Set task> Exclude the pictures, then repeat the remaining data exactly.

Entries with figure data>
======
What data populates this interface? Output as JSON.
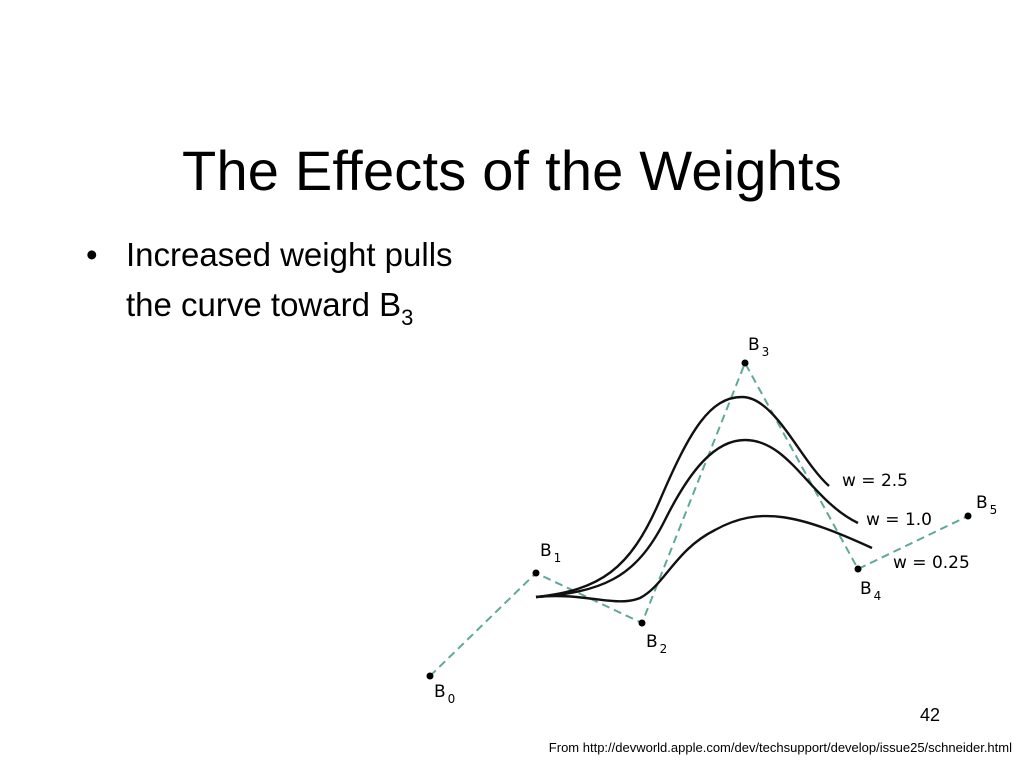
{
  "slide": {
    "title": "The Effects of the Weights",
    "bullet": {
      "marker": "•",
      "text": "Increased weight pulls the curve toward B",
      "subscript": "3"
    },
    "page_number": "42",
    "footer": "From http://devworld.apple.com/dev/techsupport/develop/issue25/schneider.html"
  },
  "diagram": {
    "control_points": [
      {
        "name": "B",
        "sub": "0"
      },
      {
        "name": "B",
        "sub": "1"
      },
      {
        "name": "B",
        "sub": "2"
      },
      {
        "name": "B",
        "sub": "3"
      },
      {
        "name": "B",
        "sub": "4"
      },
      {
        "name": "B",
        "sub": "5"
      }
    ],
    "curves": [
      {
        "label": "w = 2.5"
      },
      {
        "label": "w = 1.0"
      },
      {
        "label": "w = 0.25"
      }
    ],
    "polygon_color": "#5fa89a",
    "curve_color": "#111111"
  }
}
======
Exercise answer>
What data populates this interface? Output as JSON.
{
  "slide": {
    "title": "The Effects of the Weights",
    "bullet": {
      "marker": "•",
      "text": "Increased weight pulls the curve toward B",
      "subscript": "3"
    },
    "page_number": "42",
    "footer": "From http://devworld.apple.com/dev/techsupport/develop/issue25/schneider.html"
  },
  "diagram": {
    "control_points": [
      {
        "name": "B",
        "sub": "0"
      },
      {
        "name": "B",
        "sub": "1"
      },
      {
        "name": "B",
        "sub": "2"
      },
      {
        "name": "B",
        "sub": "3"
      },
      {
        "name": "B",
        "sub": "4"
      },
      {
        "name": "B",
        "sub": "5"
      }
    ],
    "curves": [
      {
        "label": "w = 2.5"
      },
      {
        "label": "w = 1.0"
      },
      {
        "label": "w = 0.25"
      }
    ],
    "polygon_color": "#5fa89a",
    "curve_color": "#111111"
  }
}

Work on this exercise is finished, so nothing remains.